======== Information provided ========

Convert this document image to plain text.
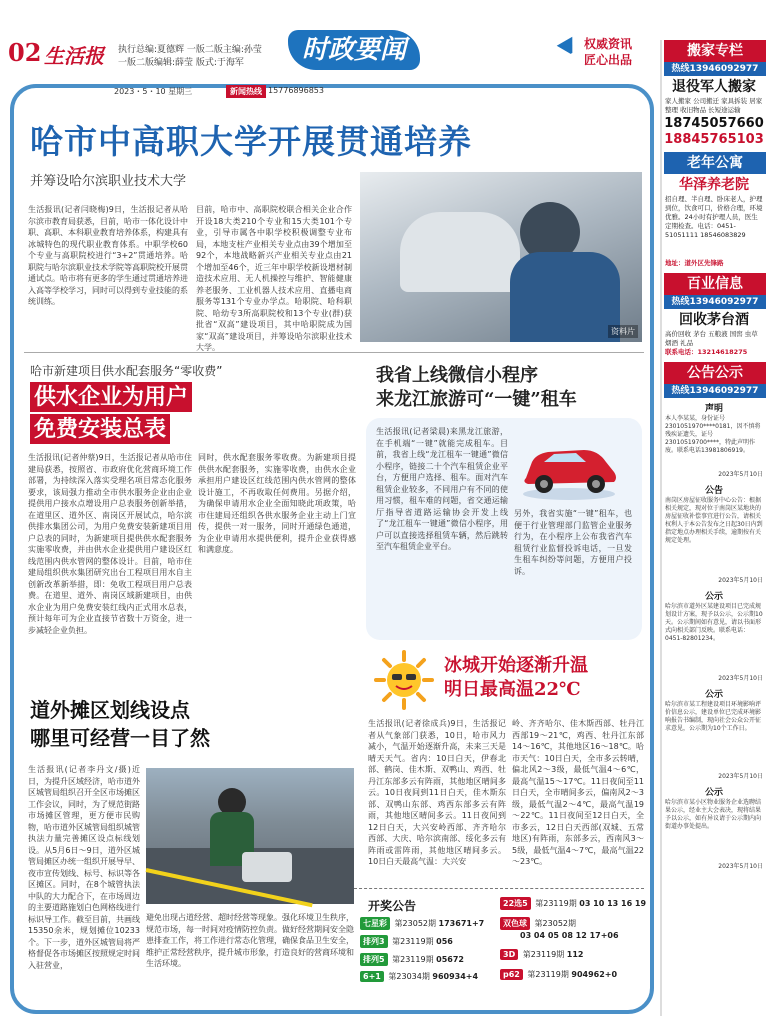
02 生活报 执行总编:夏德辉 一版二版主编:孙莹
一版二版编辑:薛莹 版式:于海军	时政要闻	权威资讯
匠心出品
2023・5・10 星期三	新闻热线 15776896853
哈市中高职大学开展贯通培养
并筹设哈尔滨职业技术大学
生活报讯(记者闫晓梅)9日，生活报记者从哈尔滨市教育局获悉，目前，哈市一体化设计中职、高职、本科职业教育培养体系，构建具有冰城特色的现代职业教育体系。中职学校60个专业与高职院校进行“3+2”贯通培养。哈职院与哈尔滨职业技术学院等高职院校开展贯通试点。哈市将有更多的学生通过贯通培养进入高等学校学习，同时可以得到专业技能的系统训练。
目前，哈市中、高职院校联合相关企业合作开设18大类210个专业和15大类101个专业，引导市属各中职学校积极调整专业布局，本地支柱产业相关专业点由39个增加至92个，本地战略新兴产业相关专业点由21个增加至46个，近三年中职学校新设增材制造技术应用、无人机操控与维护、智能健康养老服务、工业机器人技术应用、直播电商服务等131个专业办学点。哈职院、哈科职院、哈幼专3所高职院校和13个专业(群)获批省“双高”建设项目，其中哈职院成为国家“双高”建设项目，并筹设哈尔滨职业技术大学。
资料片
哈市新建项目供水配套服务“零收费”
供水企业为用户
免费安装总表
生活报讯(记者仲蔡)9日，生活报记者从哈市住建局获悉，按照省、市政府优化营商环境工作部署，为持续深入落实受理名项目常态化服务要求，该局强力推动全市供水服务企业由企业提供用户接水点增设用户总表服务创新举措，在道里区、道外区、南岗区开展试点，哈尔滨供排水集团公司，为用户免费安装新建项目用户总表的同时，为新建项目提供供水配套服务实施零收费，并由供水企业提供用户建设区红线范围内供水管网的整体设计。目前，哈市住建局组织供水集团研究出台工程项目用水自主创新改革新举措，即：免收工程项目用户总表费。在道里、道外、南岗区域新建项目，由供水企业为用户免费安装红线内正式用水总表，预计每年可为企业直接节省数十万资金，进一步减轻企业负担。
同时，供水配套服务零收费。为新建项目提供供水配套服务，实施零收费，由供水企业承担用户建设区红线范围内供水管网的整体设计施工，不再收取任何费用。另据介绍，为确保申请用水企业全面知晓此项政策，哈市住建局还组织各供水服务企业主动上门宣传，提供一对一服务，同时开通绿色通道，为企业申请用水提供便利，提升企业获得感和满意度。
我省上线微信小程序
来龙江旅游可“一键”租车
生活报讯(记者梁晨)来黑龙江旅游，在手机端“一键”就能完成租车。目前，我省上线“龙江租车一键通”微信小程序，链接二十个汽车租赁企业平台，方便用户选择、租车。面对汽车租赁企业较多，不同用户有不同的使用习惯，租车难的问题，省交通运输厅指导省道路运输协会开发上线了“龙江租车一键通”微信小程序，用户可以直接选择租赁车辆，然后跳转至汽车租赁企业平台。
另外，我省实施“一键”租车，也便于行业管理部门监管企业服务行为，在小程序上公布我省汽车租赁行业监督投诉电话，一旦发生租车纠纷等问题，方便用户投诉。
冰城开始逐渐升温
明日最高温22℃
生活报讯(记者徐成兵)9日，生活报记者从气象部门获悉，10日，哈市风力减小，气温开始逐渐升高，未来三天是晴天天气。省内：10日白天，伊春北部、鹤岗、佳木斯、双鸭山、鸡西、牡丹江东部多云有阵雨，其他地区晴间多云。10日夜间到11日白天，佳木斯东部、双鸭山东部、鸡西东部多云有阵雨，其他地区晴间多云。11日夜间到12日白天，大兴安岭西部、齐齐哈尔西部、大庆、哈尔滨南部、绥化多云有阵雨或雷阵雨，其他地区晴间多云。10日白天最高气温：大兴安
岭、齐齐哈尔、佳木斯西部、牡丹江西部19～21℃，鸡西、牡丹江东部14～16℃，其他地区16～18℃。哈市天气：10日白天，全市多云转晴，偏北风2～3级，最低气温4～6℃，最高气温15～17℃。11日夜间至11日白天，全市晴间多云，偏南风2～3级，最低气温2～4℃，最高气温19～22℃。11日夜间至12日白天，全市多云，12日白天西部(双城、五常地区)有阵雨，东部多云，西南风3～5级，最低气温4～7℃，最高气温22～23℃。
道外摊区划线设点
哪里可经营一目了然
生活报讯(记者李丹文/摄)近日，为提升区域经济，哈市道外区城管局组织召开全区市场摊区工作会议，同时，为了规范街路市场摊区管理，更方便市民购物，哈市道外区城管局组织城管执法力量完善摊区设点标线划设。从5月6日～9日，道外区城管局摊区办统一组织开展导早、夜市宣传划线、标号、标识等各区摊区。同时，在8个城管执法中队的大力配合下，在市场周边的主要道路施划白色网格线进行标识导工作。截至目前，共画线15350余米，规划摊位10233个。下一步，道外区城管局将严格督促各市场摊区按照规定时间入驻营业，
避免出现占道经营、超时经营等现象。强化环境卫生秩序，规范市场，每一时间对疫情防控负责。做好经营期间安全隐患排查工作，将工作进行常态化管理，确保食品卫生安全，维护正常经营秩序，提升城市形象，打造良好的营商环境和生活环境。
开奖公告
七星彩 第23052期 173671+7
排列3 第23119期 056
排列5 第23119期 05672
6+1 第23034期 960934+4
22选5 第23119期 03 10 13 16 19
双色球 第23052期
03 04 05 08 12 17+06
3D 第23119期 112
p62 第23119期 904962+0
搬家专栏
热线13946092977
退役军人搬家
家人搬家 公司搬迁 家具拆装 居家整理 收旧物品 长短途运输
18745057660
18845765103
老年公寓
华泽养老院
招自理、半自理、卧床老人，护理到位，饮食可口，价格合理，环境优雅。24小时有护理人员，医生定期检查。电话：0451-51051111 18546083829
地址：道外区先锋路
百业信息
热线13946092977
回收茅台酒
高价回收 茅台 五粮液 国窖 虫草 烟酒 礼品
联系电话：13214618275
公告公示
热线13946092977
声明
本人李某某，身份证号2301051970****0181，因不慎将残疾证遗失，证号23010519700****，特此声明作废。联系电话13981806919。
2023年5月10日
公告
南岗区房屋征收服务中心公告：根据相关规定，现对位于南岗区某地块的房屋征收补偿事宜进行公告，请相关权利人于本公告发布之日起30日内到指定地点办理相关手续，逾期按有关规定处理。
2023年5月10日
公示
哈尔滨市道外区某建设项目已完成规划设计方案，现予以公示，公示期10天。公示期间如有意见，请以书面形式向相关部门反映。联系电话：0451-82801234。
2023年5月10日
公示
哈尔滨市某工程建设项目环境影响评价信息公示，建设单位已完成环境影响报告书编制，现向社会公众公开征求意见，公示期为10个工作日。
2023年5月10日
公示
哈尔滨市某小区物业服务企业选聘结果公示，经业主大会表决，现将结果予以公示，如有异议请于公示期内向街道办事处提出。
2023年5月10日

========

Repeat the material above word for word, please, apart from its images.

### [Answer to the exercise]
Convert this document image to plain text.
02 生活报 执行总编:夏德辉 一版二版主编:孙莹
一版二版编辑:薛莹 版式:于海军	时政要闻	权威资讯
匠心出品
2023・5・10 星期三	新闻热线 15776896853
哈市中高职大学开展贯通培养
并筹设哈尔滨职业技术大学
生活报讯(记者闫晓梅)9日，生活报记者从哈尔滨市教育局获悉，目前，哈市一体化设计中职、高职、本科职业教育培养体系，构建具有冰城特色的现代职业教育体系。中职学校60个专业与高职院校进行“3+2”贯通培养。哈职院与哈尔滨职业技术学院等高职院校开展贯通试点。哈市将有更多的学生通过贯通培养进入高等学校学习，同时可以得到专业技能的系统训练。
目前，哈市中、高职院校联合相关企业合作开设18大类210个专业和15大类101个专业，引导市属各中职学校积极调整专业布局，本地支柱产业相关专业点由39个增加至92个，本地战略新兴产业相关专业点由21个增加至46个，近三年中职学校新设增材制造技术应用、无人机操控与维护、智能健康养老服务、工业机器人技术应用、直播电商服务等131个专业办学点。哈职院、哈科职院、哈幼专3所高职院校和13个专业(群)获批省“双高”建设项目，其中哈职院成为国家“双高”建设项目，并筹设哈尔滨职业技术大学。
资料片
哈市新建项目供水配套服务“零收费”
供水企业为用户
免费安装总表
生活报讯(记者仲蔡)9日，生活报记者从哈市住建局获悉，按照省、市政府优化营商环境工作部署，为持续深入落实受理名项目常态化服务要求，该局强力推动全市供水服务企业由企业提供用户接水点增设用户总表服务创新举措，在道里区、道外区、南岗区开展试点，哈尔滨供排水集团公司，为用户免费安装新建项目用户总表的同时，为新建项目提供供水配套服务实施零收费，并由供水企业提供用户建设区红线范围内供水管网的整体设计。目前，哈市住建局组织供水集团研究出台工程项目用水自主创新改革新举措，即：免收工程项目用户总表费。在道里、道外、南岗区域新建项目，由供水企业为用户免费安装红线内正式用水总表，预计每年可为企业直接节省数十万资金，进一步减轻企业负担。
同时，供水配套服务零收费。为新建项目提供供水配套服务，实施零收费，由供水企业承担用户建设区红线范围内供水管网的整体设计施工，不再收取任何费用。另据介绍，为确保申请用水企业全面知晓此项政策，哈市住建局还组织各供水服务企业主动上门宣传，提供一对一服务，同时开通绿色通道，为企业申请用水提供便利，提升企业获得感和满意度。
我省上线微信小程序
来龙江旅游可“一键”租车
生活报讯(记者梁晨)来黑龙江旅游，在手机端“一键”就能完成租车。目前，我省上线“龙江租车一键通”微信小程序，链接二十个汽车租赁企业平台，方便用户选择、租车。面对汽车租赁企业较多，不同用户有不同的使用习惯，租车难的问题，省交通运输厅指导省道路运输协会开发上线了“龙江租车一键通”微信小程序，用户可以直接选择租赁车辆，然后跳转至汽车租赁企业平台。
另外，我省实施“一键”租车，也便于行业管理部门监管企业服务行为，在小程序上公布我省汽车租赁行业监督投诉电话，一旦发生租车纠纷等问题，方便用户投诉。
冰城开始逐渐升温
明日最高温22℃
生活报讯(记者徐成兵)9日，生活报记者从气象部门获悉，10日，哈市风力减小，气温开始逐渐升高，未来三天是晴天天气。省内：10日白天，伊春北部、鹤岗、佳木斯、双鸭山、鸡西、牡丹江东部多云有阵雨，其他地区晴间多云。10日夜间到11日白天，佳木斯东部、双鸭山东部、鸡西东部多云有阵雨，其他地区晴间多云。11日夜间到12日白天，大兴安岭西部、齐齐哈尔西部、大庆、哈尔滨南部、绥化多云有阵雨或雷阵雨，其他地区晴间多云。10日白天最高气温：大兴安
岭、齐齐哈尔、佳木斯西部、牡丹江西部19～21℃，鸡西、牡丹江东部14～16℃，其他地区16～18℃。哈市天气：10日白天，全市多云转晴，偏北风2～3级，最低气温4～6℃，最高气温15～17℃。11日夜间至11日白天，全市晴间多云，偏南风2～3级，最低气温2～4℃，最高气温19～22℃。11日夜间至12日白天，全市多云，12日白天西部(双城、五常地区)有阵雨，东部多云，西南风3～5级，最低气温4～7℃，最高气温22～23℃。
道外摊区划线设点
哪里可经营一目了然
生活报讯(记者李丹文/摄)近日，为提升区域经济，哈市道外区城管局组织召开全区市场摊区工作会议，同时，为了规范街路市场摊区管理，更方便市民购物，哈市道外区城管局组织城管执法力量完善摊区设点标线划设。从5月6日～9日，道外区城管局摊区办统一组织开展导早、夜市宣传划线、标号、标识等各区摊区。同时，在8个城管执法中队的大力配合下，在市场周边的主要道路施划白色网格线进行标识导工作。截至目前，共画线15350余米，规划摊位10233个。下一步，道外区城管局将严格督促各市场摊区按照规定时间入驻营业，
避免出现占道经营、超时经营等现象。强化环境卫生秩序，规范市场，每一时间对疫情防控负责。做好经营期间安全隐患排查工作，将工作进行常态化管理，确保食品卫生安全，维护正常经营秩序，提升城市形象，打造良好的营商环境和生活环境。
开奖公告
七星彩 第23052期 173671+7
排列3 第23119期 056
排列5 第23119期 05672
6+1 第23034期 960934+4
22选5 第23119期 03 10 13 16 19
双色球 第23052期
03 04 05 08 12 17+06
3D 第23119期 112
p62 第23119期 904962+0
搬家专栏
热线13946092977
退役军人搬家
家人搬家 公司搬迁 家具拆装 居家整理 收旧物品 长短途运输
18745057660
18845765103
老年公寓
华泽养老院
招自理、半自理、卧床老人，护理到位，饮食可口，价格合理，环境优雅。24小时有护理人员，医生定期检查。电话：0451-51051111 18546083829
地址：道外区先锋路
百业信息
热线13946092977
回收茅台酒
高价回收 茅台 五粮液 国窖 虫草 烟酒 礼品
联系电话：13214618275
公告公示
热线13946092977
声明
本人李某某，身份证号2301051970****0181，因不慎将残疾证遗失，证号23010519700****，特此声明作废。联系电话13981806919。
2023年5月10日
公告
南岗区房屋征收服务中心公告：根据相关规定，现对位于南岗区某地块的房屋征收补偿事宜进行公告，请相关权利人于本公告发布之日起30日内到指定地点办理相关手续，逾期按有关规定处理。
2023年5月10日
公示
哈尔滨市道外区某建设项目已完成规划设计方案，现予以公示，公示期10天。公示期间如有意见，请以书面形式向相关部门反映。联系电话：0451-82801234。
2023年5月10日
公示
哈尔滨市某工程建设项目环境影响评价信息公示，建设单位已完成环境影响报告书编制，现向社会公众公开征求意见，公示期为10个工作日。
2023年5月10日
公示
哈尔滨市某小区物业服务企业选聘结果公示，经业主大会表决，现将结果予以公示，如有异议请于公示期内向街道办事处提出。
2023年5月10日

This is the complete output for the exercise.